- SET EXERCISE:
Your task is to repeat all of the material exactly.

- DATA LISTING:
= = = = = = =
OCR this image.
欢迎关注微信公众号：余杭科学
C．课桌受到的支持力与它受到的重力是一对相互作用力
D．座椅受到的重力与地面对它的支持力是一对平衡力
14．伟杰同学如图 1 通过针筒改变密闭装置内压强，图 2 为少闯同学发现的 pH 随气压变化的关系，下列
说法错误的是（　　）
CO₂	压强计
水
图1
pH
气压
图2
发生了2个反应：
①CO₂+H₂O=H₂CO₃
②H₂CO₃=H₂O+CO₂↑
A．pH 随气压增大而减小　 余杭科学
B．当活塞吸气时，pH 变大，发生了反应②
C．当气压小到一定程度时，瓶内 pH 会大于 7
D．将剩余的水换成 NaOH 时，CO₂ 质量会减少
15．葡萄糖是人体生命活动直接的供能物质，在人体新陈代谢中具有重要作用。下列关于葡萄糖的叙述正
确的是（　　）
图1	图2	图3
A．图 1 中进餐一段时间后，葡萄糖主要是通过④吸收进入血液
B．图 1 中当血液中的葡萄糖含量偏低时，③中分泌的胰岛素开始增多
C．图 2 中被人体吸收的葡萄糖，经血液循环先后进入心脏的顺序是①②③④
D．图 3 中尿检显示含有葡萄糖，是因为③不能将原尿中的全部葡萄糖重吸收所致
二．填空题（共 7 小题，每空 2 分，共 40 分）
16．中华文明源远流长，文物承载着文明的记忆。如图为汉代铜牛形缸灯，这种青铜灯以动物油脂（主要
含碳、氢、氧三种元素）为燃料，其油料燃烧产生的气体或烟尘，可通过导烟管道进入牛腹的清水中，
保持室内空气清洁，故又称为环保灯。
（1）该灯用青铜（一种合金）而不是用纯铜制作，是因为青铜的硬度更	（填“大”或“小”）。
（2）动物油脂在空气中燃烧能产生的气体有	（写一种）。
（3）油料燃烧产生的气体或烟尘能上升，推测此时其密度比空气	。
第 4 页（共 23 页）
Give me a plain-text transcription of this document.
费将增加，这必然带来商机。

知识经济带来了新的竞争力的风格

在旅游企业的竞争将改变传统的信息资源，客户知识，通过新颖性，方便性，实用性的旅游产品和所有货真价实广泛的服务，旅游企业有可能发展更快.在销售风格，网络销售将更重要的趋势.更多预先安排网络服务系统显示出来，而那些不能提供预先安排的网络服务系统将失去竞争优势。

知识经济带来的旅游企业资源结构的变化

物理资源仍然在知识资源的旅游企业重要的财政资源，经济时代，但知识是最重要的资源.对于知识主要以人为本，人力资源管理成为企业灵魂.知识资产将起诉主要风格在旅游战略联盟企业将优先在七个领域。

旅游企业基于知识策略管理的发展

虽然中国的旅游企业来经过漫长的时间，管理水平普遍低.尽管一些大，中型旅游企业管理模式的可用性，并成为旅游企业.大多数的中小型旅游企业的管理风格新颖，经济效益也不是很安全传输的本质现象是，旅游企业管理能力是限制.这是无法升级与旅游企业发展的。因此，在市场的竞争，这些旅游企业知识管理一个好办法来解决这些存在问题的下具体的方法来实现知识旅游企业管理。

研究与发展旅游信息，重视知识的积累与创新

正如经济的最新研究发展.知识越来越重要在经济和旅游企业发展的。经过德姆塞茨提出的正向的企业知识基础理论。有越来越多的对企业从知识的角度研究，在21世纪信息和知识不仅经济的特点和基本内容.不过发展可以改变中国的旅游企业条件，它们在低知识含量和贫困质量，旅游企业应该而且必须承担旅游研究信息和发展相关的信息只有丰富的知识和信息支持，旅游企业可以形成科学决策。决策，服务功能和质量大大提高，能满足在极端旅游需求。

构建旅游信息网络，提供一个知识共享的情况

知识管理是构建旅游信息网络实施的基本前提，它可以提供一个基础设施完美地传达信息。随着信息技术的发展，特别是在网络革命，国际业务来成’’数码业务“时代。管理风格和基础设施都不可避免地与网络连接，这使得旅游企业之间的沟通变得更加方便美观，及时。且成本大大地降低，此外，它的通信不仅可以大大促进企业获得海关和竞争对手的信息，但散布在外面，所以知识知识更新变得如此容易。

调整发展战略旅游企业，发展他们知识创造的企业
= = = = = = =
- EXERCISE SOLUTION:
OCR this image.
欢迎关注微信公众号：余杭科学
C．课桌受到的支持力与它受到的重力是一对相互作用力
D．座椅受到的重力与地面对它的支持力是一对平衡力
14．伟杰同学如图 1 通过针筒改变密闭装置内压强，图 2 为少闯同学发现的 pH 随气压变化的关系，下列
说法错误的是（　　）
CO₂	压强计
水
图1
pH
气压
图2
发生了2个反应：
①CO₂+H₂O=H₂CO₃
②H₂CO₃=H₂O+CO₂↑
A．pH 随气压增大而减小　 余杭科学
B．当活塞吸气时，pH 变大，发生了反应②
C．当气压小到一定程度时，瓶内 pH 会大于 7
D．将剩余的水换成 NaOH 时，CO₂ 质量会减少
15．葡萄糖是人体生命活动直接的供能物质，在人体新陈代谢中具有重要作用。下列关于葡萄糖的叙述正
确的是（　　）
图1	图2	图3
A．图 1 中进餐一段时间后，葡萄糖主要是通过④吸收进入血液
B．图 1 中当血液中的葡萄糖含量偏低时，③中分泌的胰岛素开始增多
C．图 2 中被人体吸收的葡萄糖，经血液循环先后进入心脏的顺序是①②③④
D．图 3 中尿检显示含有葡萄糖，是因为③不能将原尿中的全部葡萄糖重吸收所致
二．填空题（共 7 小题，每空 2 分，共 40 分）
16．中华文明源远流长，文物承载着文明的记忆。如图为汉代铜牛形缸灯，这种青铜灯以动物油脂（主要
含碳、氢、氧三种元素）为燃料，其油料燃烧产生的气体或烟尘，可通过导烟管道进入牛腹的清水中，
保持室内空气清洁，故又称为环保灯。
（1）该灯用青铜（一种合金）而不是用纯铜制作，是因为青铜的硬度更	（填“大”或“小”）。
（2）动物油脂在空气中燃烧能产生的气体有	（写一种）。
（3）油料燃烧产生的气体或烟尘能上升，推测此时其密度比空气	。
第 4 页（共 23 页）
Give me a plain-text transcription of this document.
费将增加，这必然带来商机。

知识经济带来了新的竞争力的风格

在旅游企业的竞争将改变传统的信息资源，客户知识，通过新颖性，方便性，实用性的旅游产品和所有货真价实广泛的服务，旅游企业有可能发展更快.在销售风格，网络销售将更重要的趋势.更多预先安排网络服务系统显示出来，而那些不能提供预先安排的网络服务系统将失去竞争优势。

知识经济带来的旅游企业资源结构的变化

物理资源仍然在知识资源的旅游企业重要的财政资源，经济时代，但知识是最重要的资源.对于知识主要以人为本，人力资源管理成为企业灵魂.知识资产将起诉主要风格在旅游战略联盟企业将优先在七个领域。

旅游企业基于知识策略管理的发展

虽然中国的旅游企业来经过漫长的时间，管理水平普遍低.尽管一些大，中型旅游企业管理模式的可用性，并成为旅游企业.大多数的中小型旅游企业的管理风格新颖，经济效益也不是很安全传输的本质现象是，旅游企业管理能力是限制.这是无法升级与旅游企业发展的。因此，在市场的竞争，这些旅游企业知识管理一个好办法来解决这些存在问题的下具体的方法来实现知识旅游企业管理。

研究与发展旅游信息，重视知识的积累与创新

正如经济的最新研究发展.知识越来越重要在经济和旅游企业发展的。经过德姆塞茨提出的正向的企业知识基础理论。有越来越多的对企业从知识的角度研究，在21世纪信息和知识不仅经济的特点和基本内容.不过发展可以改变中国的旅游企业条件，它们在低知识含量和贫困质量，旅游企业应该而且必须承担旅游研究信息和发展相关的信息只有丰富的知识和信息支持，旅游企业可以形成科学决策。决策，服务功能和质量大大提高，能满足在极端旅游需求。

构建旅游信息网络，提供一个知识共享的情况

知识管理是构建旅游信息网络实施的基本前提，它可以提供一个基础设施完美地传达信息。随着信息技术的发展，特别是在网络革命，国际业务来成’’数码业务“时代。管理风格和基础设施都不可避免地与网络连接，这使得旅游企业之间的沟通变得更加方便美观，及时。且成本大大地降低，此外，它的通信不仅可以大大促进企业获得海关和竞争对手的信息，但散布在外面，所以知识知识更新变得如此容易。

调整发展战略旅游企业，发展他们知识创造的企业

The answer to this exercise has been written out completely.